## WRITTEN INSTRUCTION
Beneath this sentence is a set of records; write each of them out exactly.

Saved data entries

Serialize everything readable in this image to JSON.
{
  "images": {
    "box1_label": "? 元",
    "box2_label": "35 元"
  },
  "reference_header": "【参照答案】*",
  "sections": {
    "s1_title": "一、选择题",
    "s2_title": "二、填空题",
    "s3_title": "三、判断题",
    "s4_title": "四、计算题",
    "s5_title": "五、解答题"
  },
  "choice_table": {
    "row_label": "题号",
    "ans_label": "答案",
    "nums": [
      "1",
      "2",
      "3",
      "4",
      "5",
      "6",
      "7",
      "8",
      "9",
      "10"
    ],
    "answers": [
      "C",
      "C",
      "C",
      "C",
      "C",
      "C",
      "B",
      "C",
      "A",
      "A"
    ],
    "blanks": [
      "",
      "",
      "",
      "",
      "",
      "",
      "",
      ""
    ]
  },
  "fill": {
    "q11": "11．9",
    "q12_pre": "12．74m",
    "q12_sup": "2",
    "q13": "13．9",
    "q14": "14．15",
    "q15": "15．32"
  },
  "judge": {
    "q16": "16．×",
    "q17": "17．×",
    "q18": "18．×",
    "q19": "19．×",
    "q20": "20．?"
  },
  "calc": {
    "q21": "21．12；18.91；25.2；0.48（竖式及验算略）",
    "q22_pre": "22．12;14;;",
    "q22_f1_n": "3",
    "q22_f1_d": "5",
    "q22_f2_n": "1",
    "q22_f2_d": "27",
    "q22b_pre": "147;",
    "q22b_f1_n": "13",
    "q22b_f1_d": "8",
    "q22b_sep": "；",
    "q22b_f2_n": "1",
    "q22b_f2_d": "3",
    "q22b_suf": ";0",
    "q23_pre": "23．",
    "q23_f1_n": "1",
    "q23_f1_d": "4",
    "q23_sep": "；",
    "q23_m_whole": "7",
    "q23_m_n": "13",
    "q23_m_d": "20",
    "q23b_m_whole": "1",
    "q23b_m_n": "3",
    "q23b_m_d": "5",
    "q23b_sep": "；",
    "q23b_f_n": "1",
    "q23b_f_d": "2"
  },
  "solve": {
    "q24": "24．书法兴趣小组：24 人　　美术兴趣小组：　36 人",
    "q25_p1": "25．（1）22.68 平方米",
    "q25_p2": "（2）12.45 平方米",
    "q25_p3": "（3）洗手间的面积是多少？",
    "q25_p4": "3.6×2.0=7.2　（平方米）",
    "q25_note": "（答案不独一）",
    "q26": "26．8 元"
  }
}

## SOLVED PROBLEM
Serialize everything readable in this image to JSON.
{
  "images": {
    "box1_label": "? 元",
    "box2_label": "35 元"
  },
  "reference_header": "【参照答案】*",
  "sections": {
    "s1_title": "一、选择题",
    "s2_title": "二、填空题",
    "s3_title": "三、判断题",
    "s4_title": "四、计算题",
    "s5_title": "五、解答题"
  },
  "choice_table": {
    "row_label": "题号",
    "ans_label": "答案",
    "nums": [
      "1",
      "2",
      "3",
      "4",
      "5",
      "6",
      "7",
      "8",
      "9",
      "10"
    ],
    "answers": [
      "C",
      "C",
      "C",
      "C",
      "C",
      "C",
      "B",
      "C",
      "A",
      "A"
    ],
    "blanks": [
      "",
      "",
      "",
      "",
      "",
      "",
      "",
      ""
    ]
  },
  "fill": {
    "q11": "11．9",
    "q12_pre": "12．74m",
    "q12_sup": "2",
    "q13": "13．9",
    "q14": "14．15",
    "q15": "15．32"
  },
  "judge": {
    "q16": "16．×",
    "q17": "17．×",
    "q18": "18．×",
    "q19": "19．×",
    "q20": "20．?"
  },
  "calc": {
    "q21": "21．12；18.91；25.2；0.48（竖式及验算略）",
    "q22_pre": "22．12;14;;",
    "q22_f1_n": "3",
    "q22_f1_d": "5",
    "q22_f2_n": "1",
    "q22_f2_d": "27",
    "q22b_pre": "147;",
    "q22b_f1_n": "13",
    "q22b_f1_d": "8",
    "q22b_sep": "；",
    "q22b_f2_n": "1",
    "q22b_f2_d": "3",
    "q22b_suf": ";0",
    "q23_pre": "23．",
    "q23_f1_n": "1",
    "q23_f1_d": "4",
    "q23_sep": "；",
    "q23_m_whole": "7",
    "q23_m_n": "13",
    "q23_m_d": "20",
    "q23b_m_whole": "1",
    "q23b_m_n": "3",
    "q23b_m_d": "5",
    "q23b_sep": "；",
    "q23b_f_n": "1",
    "q23b_f_d": "2"
  },
  "solve": {
    "q24": "24．书法兴趣小组：24 人　　美术兴趣小组：　36 人",
    "q25_p1": "25．（1）22.68 平方米",
    "q25_p2": "（2）12.45 平方米",
    "q25_p3": "（3）洗手间的面积是多少？",
    "q25_p4": "3.6×2.0=7.2　（平方米）",
    "q25_note": "（答案不独一）",
    "q26": "26．8 元"
  }
}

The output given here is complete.